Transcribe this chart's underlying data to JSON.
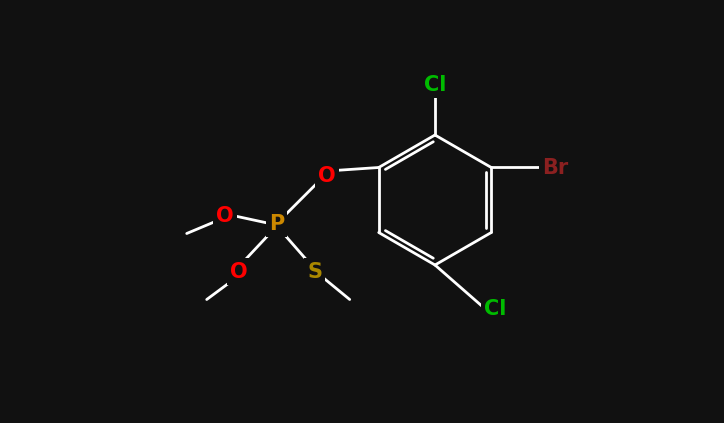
{
  "bg_color": "#111111",
  "bond_color": "#ffffff",
  "atom_colors": {
    "Cl": "#00bb00",
    "Br": "#8b2020",
    "O": "#ff0000",
    "P": "#cc8800",
    "S": "#aa8800"
  },
  "lw": 2.0,
  "fontsize": 15
}
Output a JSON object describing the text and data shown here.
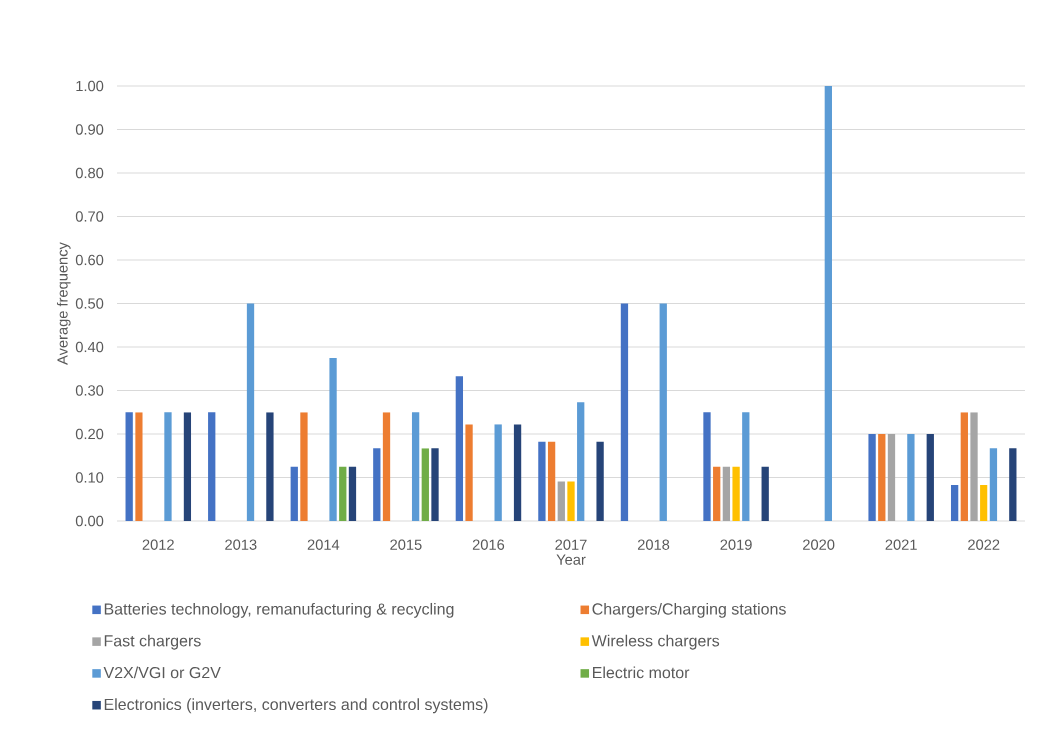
{
  "chart_data": {
    "type": "bar",
    "xlabel": "Year",
    "ylabel": "Average frequency",
    "categories": [
      "2012",
      "2013",
      "2014",
      "2015",
      "2016",
      "2017",
      "2018",
      "2019",
      "2020",
      "2021",
      "2022"
    ],
    "series": [
      {
        "name": "Batteries technology, remanufacturing & recycling",
        "color": "#4472c4",
        "values": [
          0.25,
          0.25,
          0.125,
          0.167,
          0.333,
          0.182,
          0.5,
          0.25,
          null,
          0.2,
          0.083
        ]
      },
      {
        "name": "Chargers/Charging stations",
        "color": "#ed7d31",
        "values": [
          0.25,
          null,
          0.25,
          0.25,
          0.222,
          0.182,
          null,
          0.125,
          null,
          0.2,
          0.25
        ]
      },
      {
        "name": "Fast chargers",
        "color": "#a5a5a5",
        "values": [
          null,
          null,
          null,
          null,
          null,
          0.091,
          null,
          0.125,
          null,
          0.2,
          0.25
        ]
      },
      {
        "name": "Wireless chargers",
        "color": "#ffc000",
        "values": [
          null,
          null,
          null,
          null,
          null,
          0.091,
          null,
          0.125,
          null,
          null,
          0.083
        ]
      },
      {
        "name": "V2X/VGI or G2V",
        "color": "#5b9bd5",
        "values": [
          0.25,
          0.5,
          0.375,
          0.25,
          0.222,
          0.273,
          0.5,
          0.25,
          1.0,
          0.2,
          0.167
        ]
      },
      {
        "name": "Electric motor",
        "color": "#70ad47",
        "values": [
          null,
          null,
          0.125,
          0.167,
          null,
          null,
          null,
          null,
          null,
          null,
          null
        ]
      },
      {
        "name": "Electronics (inverters, converters and control systems)",
        "color": "#264478",
        "values": [
          0.25,
          0.25,
          0.125,
          0.167,
          0.222,
          0.182,
          null,
          0.125,
          null,
          0.2,
          0.167
        ]
      }
    ],
    "ylim": [
      0,
      1
    ],
    "yticks": [
      {
        "value": 0,
        "label": "0.00"
      },
      {
        "value": 0.1,
        "label": "0.10"
      },
      {
        "value": 0.2,
        "label": "0.20"
      },
      {
        "value": 0.3,
        "label": "0.30"
      },
      {
        "value": 0.4,
        "label": "0.40"
      },
      {
        "value": 0.5,
        "label": "0.50"
      },
      {
        "value": 0.6,
        "label": "0.60"
      },
      {
        "value": 0.7,
        "label": "0.70"
      },
      {
        "value": 0.8,
        "label": "0.80"
      },
      {
        "value": 0.9,
        "label": "0.90"
      },
      {
        "value": 1.0,
        "label": "1.00"
      }
    ],
    "grid": "y",
    "legend": "bottom"
  }
}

= = = = = = =

→ WHAT TO WORK ON
The data above needs to be retyped exactly, with the images left out.

→ SOLUTION FOR THIS EXERCISE
Transcribe this chart's underlying data to JSON.
{
  "bg_color": "#111111",
  "bond_color": "#ffffff",
  "atom_colors": {
    "Cl": "#00bb00",
    "Br": "#8b2020",
    "O": "#ff0000",
    "P": "#cc8800",
    "S": "#aa8800"
  },
  "lw": 2.0,
  "fontsize": 15
}
Output a JSON object describing the text and data shown here.
{
  "chart_data": {
    "type": "bar",
    "xlabel": "Year",
    "ylabel": "Average frequency",
    "categories": [
      "2012",
      "2013",
      "2014",
      "2015",
      "2016",
      "2017",
      "2018",
      "2019",
      "2020",
      "2021",
      "2022"
    ],
    "series": [
      {
        "name": "Batteries technology, remanufacturing & recycling",
        "color": "#4472c4",
        "values": [
          0.25,
          0.25,
          0.125,
          0.167,
          0.333,
          0.182,
          0.5,
          0.25,
          null,
          0.2,
          0.083
        ]
      },
      {
        "name": "Chargers/Charging stations",
        "color": "#ed7d31",
        "values": [
          0.25,
          null,
          0.25,
          0.25,
          0.222,
          0.182,
          null,
          0.125,
          null,
          0.2,
          0.25
        ]
      },
      {
        "name": "Fast chargers",
        "color": "#a5a5a5",
        "values": [
          null,
          null,
          null,
          null,
          null,
          0.091,
          null,
          0.125,
          null,
          0.2,
          0.25
        ]
      },
      {
        "name": "Wireless chargers",
        "color": "#ffc000",
        "values": [
          null,
          null,
          null,
          null,
          null,
          0.091,
          null,
          0.125,
          null,
          null,
          0.083
        ]
      },
      {
        "name": "V2X/VGI or G2V",
        "color": "#5b9bd5",
        "values": [
          0.25,
          0.5,
          0.375,
          0.25,
          0.222,
          0.273,
          0.5,
          0.25,
          1.0,
          0.2,
          0.167
        ]
      },
      {
        "name": "Electric motor",
        "color": "#70ad47",
        "values": [
          null,
          null,
          0.125,
          0.167,
          null,
          null,
          null,
          null,
          null,
          null,
          null
        ]
      },
      {
        "name": "Electronics (inverters, converters and control systems)",
        "color": "#264478",
        "values": [
          0.25,
          0.25,
          0.125,
          0.167,
          0.222,
          0.182,
          null,
          0.125,
          null,
          0.2,
          0.167
        ]
      }
    ],
    "ylim": [
      0,
      1
    ],
    "yticks": [
      {
        "value": 0,
        "label": "0.00"
      },
      {
        "value": 0.1,
        "label": "0.10"
      },
      {
        "value": 0.2,
        "label": "0.20"
      },
      {
        "value": 0.3,
        "label": "0.30"
      },
      {
        "value": 0.4,
        "label": "0.40"
      },
      {
        "value": 0.5,
        "label": "0.50"
      },
      {
        "value": 0.6,
        "label": "0.60"
      },
      {
        "value": 0.7,
        "label": "0.70"
      },
      {
        "value": 0.8,
        "label": "0.80"
      },
      {
        "value": 0.9,
        "label": "0.90"
      },
      {
        "value": 1.0,
        "label": "1.00"
      }
    ],
    "grid": "y",
    "legend": "bottom"
  }
}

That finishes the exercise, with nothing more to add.